[Directions]: All of the data below should be written out exactly.

[Supplied material]:
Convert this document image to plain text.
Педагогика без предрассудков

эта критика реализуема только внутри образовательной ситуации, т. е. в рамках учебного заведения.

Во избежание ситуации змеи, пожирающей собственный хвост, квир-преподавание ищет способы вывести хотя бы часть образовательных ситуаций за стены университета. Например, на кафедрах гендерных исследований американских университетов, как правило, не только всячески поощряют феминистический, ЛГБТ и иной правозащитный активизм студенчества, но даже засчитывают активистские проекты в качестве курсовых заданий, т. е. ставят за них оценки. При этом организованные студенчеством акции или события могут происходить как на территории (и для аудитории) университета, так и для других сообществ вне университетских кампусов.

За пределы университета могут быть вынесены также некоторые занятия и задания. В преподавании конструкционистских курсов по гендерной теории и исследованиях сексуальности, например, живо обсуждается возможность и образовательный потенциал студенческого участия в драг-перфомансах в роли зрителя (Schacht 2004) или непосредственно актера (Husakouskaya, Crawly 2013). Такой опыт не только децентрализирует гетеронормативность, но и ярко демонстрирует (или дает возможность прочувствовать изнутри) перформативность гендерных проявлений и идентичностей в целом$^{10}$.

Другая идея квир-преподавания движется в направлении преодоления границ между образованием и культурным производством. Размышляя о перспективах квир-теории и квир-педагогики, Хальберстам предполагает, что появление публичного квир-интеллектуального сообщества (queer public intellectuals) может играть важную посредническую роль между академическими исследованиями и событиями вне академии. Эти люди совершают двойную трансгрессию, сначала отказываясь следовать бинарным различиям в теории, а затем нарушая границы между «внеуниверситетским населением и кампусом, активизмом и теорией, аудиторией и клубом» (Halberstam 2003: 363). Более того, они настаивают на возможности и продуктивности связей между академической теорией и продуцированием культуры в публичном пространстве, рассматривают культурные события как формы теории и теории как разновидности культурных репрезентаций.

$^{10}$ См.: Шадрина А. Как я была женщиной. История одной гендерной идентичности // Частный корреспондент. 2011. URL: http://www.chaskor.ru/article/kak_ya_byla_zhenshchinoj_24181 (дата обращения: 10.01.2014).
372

[Exercise solution]:
Convert this document image to plain text.
Педагогика без предрассудков

эта критика реализуема только внутри образовательной ситуации, т. е. в рамках учебного заведения.

Во избежание ситуации змеи, пожирающей собственный хвост, квир-преподавание ищет способы вывести хотя бы часть образовательных ситуаций за стены университета. Например, на кафедрах гендерных исследований американских университетов, как правило, не только всячески поощряют феминистический, ЛГБТ и иной правозащитный активизм студенчества, но даже засчитывают активистские проекты в качестве курсовых заданий, т. е. ставят за них оценки. При этом организованные студенчеством акции или события могут происходить как на территории (и для аудитории) университета, так и для других сообществ вне университетских кампусов.

За пределы университета могут быть вынесены также некоторые занятия и задания. В преподавании конструкционистских курсов по гендерной теории и исследованиях сексуальности, например, живо обсуждается возможность и образовательный потенциал студенческого участия в драг-перфомансах в роли зрителя (Schacht 2004) или непосредственно актера (Husakouskaya, Crawly 2013). Такой опыт не только децентрализирует гетеронормативность, но и ярко демонстрирует (или дает возможность прочувствовать изнутри) перформативность гендерных проявлений и идентичностей в целом$^{10}$.

Другая идея квир-преподавания движется в направлении преодоления границ между образованием и культурным производством. Размышляя о перспективах квир-теории и квир-педагогики, Хальберстам предполагает, что появление публичного квир-интеллектуального сообщества (queer public intellectuals) может играть важную посредническую роль между академическими исследованиями и событиями вне академии. Эти люди совершают двойную трансгрессию, сначала отказываясь следовать бинарным различиям в теории, а затем нарушая границы между «внеуниверситетским населением и кампусом, активизмом и теорией, аудиторией и клубом» (Halberstam 2003: 363). Более того, они настаивают на возможности и продуктивности связей между академической теорией и продуцированием культуры в публичном пространстве, рассматривают культурные события как формы теории и теории как разновидности культурных репрезентаций.

$^{10}$ См.: Шадрина А. Как я была женщиной. История одной гендерной идентичности // Частный корреспондент. 2011. URL: http://www.chaskor.ru/article/kak_ya_byla_zhenshchinoj_24181 (дата обращения: 10.01.2014).
372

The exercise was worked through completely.